» What you are asked to do: Below are some records; return each one exactly.

Records about charts and figures:
◇ ◇ ◇ ◇ ◇

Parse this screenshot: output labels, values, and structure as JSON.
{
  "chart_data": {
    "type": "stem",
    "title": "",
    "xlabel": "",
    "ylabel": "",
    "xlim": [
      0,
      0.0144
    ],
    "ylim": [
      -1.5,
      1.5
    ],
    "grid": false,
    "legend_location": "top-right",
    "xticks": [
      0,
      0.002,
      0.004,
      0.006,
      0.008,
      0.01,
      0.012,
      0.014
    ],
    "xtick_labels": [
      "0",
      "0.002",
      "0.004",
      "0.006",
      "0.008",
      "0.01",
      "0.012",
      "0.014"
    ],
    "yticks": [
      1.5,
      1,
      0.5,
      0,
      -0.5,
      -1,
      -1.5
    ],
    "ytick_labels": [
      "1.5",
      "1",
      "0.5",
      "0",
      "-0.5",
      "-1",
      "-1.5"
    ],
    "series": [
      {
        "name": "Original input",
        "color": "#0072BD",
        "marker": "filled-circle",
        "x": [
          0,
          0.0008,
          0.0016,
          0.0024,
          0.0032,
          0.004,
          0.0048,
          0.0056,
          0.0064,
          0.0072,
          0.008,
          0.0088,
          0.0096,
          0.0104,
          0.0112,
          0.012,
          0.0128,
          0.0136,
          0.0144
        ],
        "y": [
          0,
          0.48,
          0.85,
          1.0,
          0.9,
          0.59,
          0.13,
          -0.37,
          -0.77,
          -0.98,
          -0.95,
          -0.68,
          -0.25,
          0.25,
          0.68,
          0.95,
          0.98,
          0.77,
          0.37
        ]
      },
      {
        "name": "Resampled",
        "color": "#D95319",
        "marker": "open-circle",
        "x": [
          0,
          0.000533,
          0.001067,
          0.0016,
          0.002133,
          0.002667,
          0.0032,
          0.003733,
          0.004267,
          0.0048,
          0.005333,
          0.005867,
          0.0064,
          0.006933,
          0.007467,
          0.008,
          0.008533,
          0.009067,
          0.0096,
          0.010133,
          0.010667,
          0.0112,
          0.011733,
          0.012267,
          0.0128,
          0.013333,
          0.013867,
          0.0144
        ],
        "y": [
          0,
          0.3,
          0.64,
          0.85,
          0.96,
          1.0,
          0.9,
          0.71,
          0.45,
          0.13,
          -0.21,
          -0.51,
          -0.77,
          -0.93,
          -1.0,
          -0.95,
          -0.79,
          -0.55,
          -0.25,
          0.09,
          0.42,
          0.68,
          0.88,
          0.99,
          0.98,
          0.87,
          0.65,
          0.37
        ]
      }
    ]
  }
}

◇ ◇ ◇ ◇ ◇

» Final result:
Parse this screenshot: output labels, values, and structure as JSON.
{
  "chart_data": {
    "type": "stem",
    "title": "",
    "xlabel": "",
    "ylabel": "",
    "xlim": [
      0,
      0.0144
    ],
    "ylim": [
      -1.5,
      1.5
    ],
    "grid": false,
    "legend_location": "top-right",
    "xticks": [
      0,
      0.002,
      0.004,
      0.006,
      0.008,
      0.01,
      0.012,
      0.014
    ],
    "xtick_labels": [
      "0",
      "0.002",
      "0.004",
      "0.006",
      "0.008",
      "0.01",
      "0.012",
      "0.014"
    ],
    "yticks": [
      1.5,
      1,
      0.5,
      0,
      -0.5,
      -1,
      -1.5
    ],
    "ytick_labels": [
      "1.5",
      "1",
      "0.5",
      "0",
      "-0.5",
      "-1",
      "-1.5"
    ],
    "series": [
      {
        "name": "Original input",
        "color": "#0072BD",
        "marker": "filled-circle",
        "x": [
          0,
          0.0008,
          0.0016,
          0.0024,
          0.0032,
          0.004,
          0.0048,
          0.0056,
          0.0064,
          0.0072,
          0.008,
          0.0088,
          0.0096,
          0.0104,
          0.0112,
          0.012,
          0.0128,
          0.0136,
          0.0144
        ],
        "y": [
          0,
          0.48,
          0.85,
          1.0,
          0.9,
          0.59,
          0.13,
          -0.37,
          -0.77,
          -0.98,
          -0.95,
          -0.68,
          -0.25,
          0.25,
          0.68,
          0.95,
          0.98,
          0.77,
          0.37
        ]
      },
      {
        "name": "Resampled",
        "color": "#D95319",
        "marker": "open-circle",
        "x": [
          0,
          0.000533,
          0.001067,
          0.0016,
          0.002133,
          0.002667,
          0.0032,
          0.003733,
          0.004267,
          0.0048,
          0.005333,
          0.005867,
          0.0064,
          0.006933,
          0.007467,
          0.008,
          0.008533,
          0.009067,
          0.0096,
          0.010133,
          0.010667,
          0.0112,
          0.011733,
          0.012267,
          0.0128,
          0.013333,
          0.013867,
          0.0144
        ],
        "y": [
          0,
          0.3,
          0.64,
          0.85,
          0.96,
          1.0,
          0.9,
          0.71,
          0.45,
          0.13,
          -0.21,
          -0.51,
          -0.77,
          -0.93,
          -1.0,
          -0.95,
          -0.79,
          -0.55,
          -0.25,
          0.09,
          0.42,
          0.68,
          0.88,
          0.99,
          0.98,
          0.87,
          0.65,
          0.37
        ]
      }
    ]
  }
}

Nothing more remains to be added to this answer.